## [Task to complete]
Give every line again exactly as it appears, please, but not the pictures.

(Recorded data)

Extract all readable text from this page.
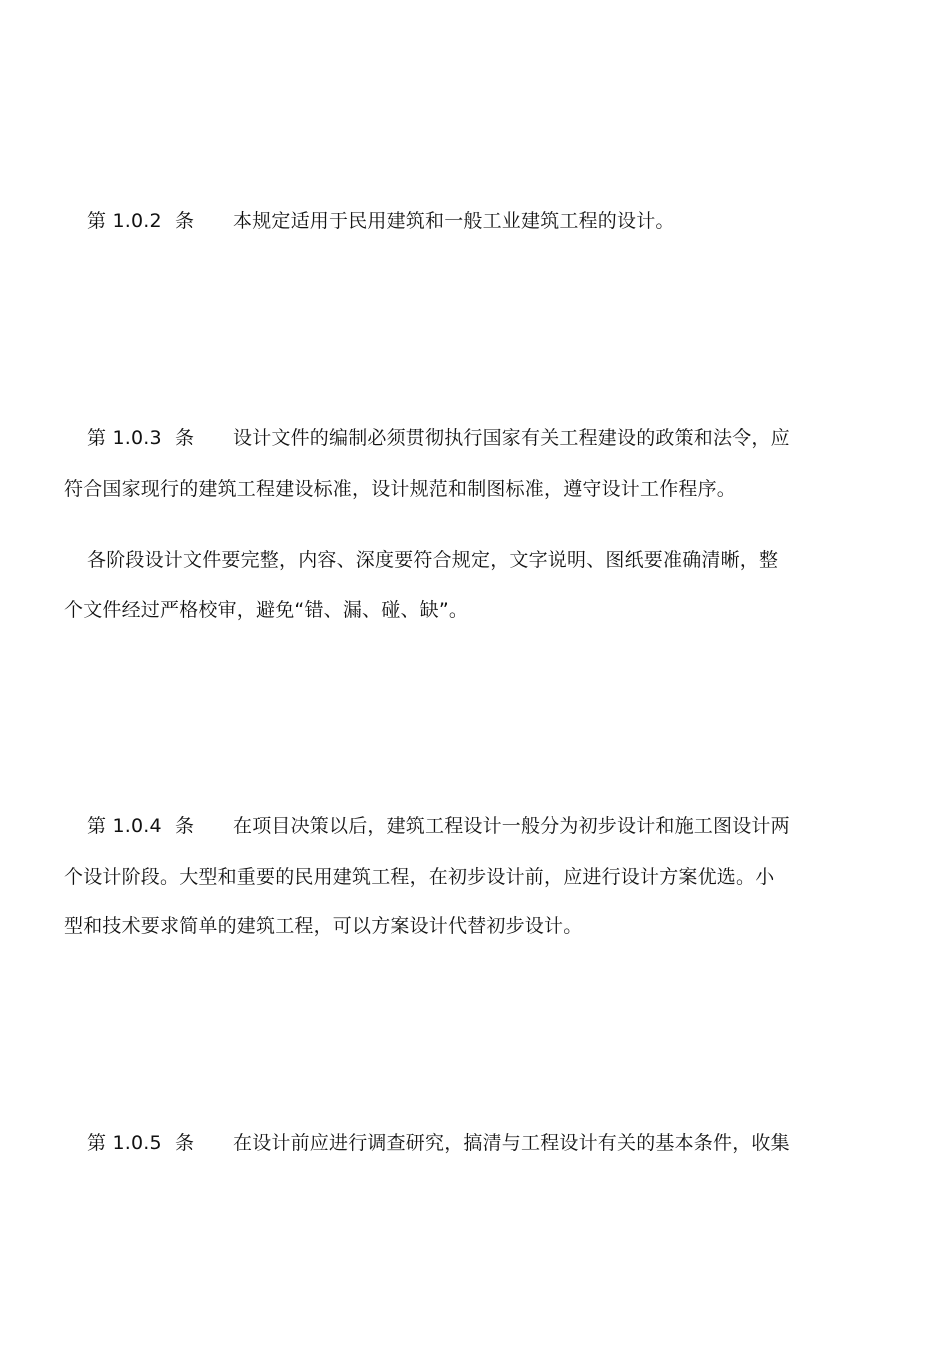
第 1.0.2 条 本规定适用于民用建筑和一般工业建筑工程的设计。
第 1.0.3 条 设计文件的编制必须贯彻执行国家有关工程建设的政策和法令，应
符合国家现行的建筑工程建设标准，设计规范和制图标准，遵守设计工作程序。
各阶段设计文件要完整，内容、深度要符合规定，文字说明、图纸要准确清晰，整
个文件经过严格校审，避免“错、漏、碰、缺”。
第 1.0.4 条 在项目决策以后，建筑工程设计一般分为初步设计和施工图设计两
个设计阶段。大型和重要的民用建筑工程，在初步设计前，应进行设计方案优选。小
型和技术要求简单的建筑工程，可以方案设计代替初步设计。
第 1.0.5 条 在设计前应进行调查研究，搞清与工程设计有关的基本条件，收集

## [Finished task]
Extract all readable text from this page.
第 1.0.2 条 本规定适用于民用建筑和一般工业建筑工程的设计。
第 1.0.3 条 设计文件的编制必须贯彻执行国家有关工程建设的政策和法令，应
符合国家现行的建筑工程建设标准，设计规范和制图标准，遵守设计工作程序。
各阶段设计文件要完整，内容、深度要符合规定，文字说明、图纸要准确清晰，整
个文件经过严格校审，避免“错、漏、碰、缺”。
第 1.0.4 条 在项目决策以后，建筑工程设计一般分为初步设计和施工图设计两
个设计阶段。大型和重要的民用建筑工程，在初步设计前，应进行设计方案优选。小
型和技术要求简单的建筑工程，可以方案设计代替初步设计。
第 1.0.5 条 在设计前应进行调查研究，搞清与工程设计有关的基本条件，收集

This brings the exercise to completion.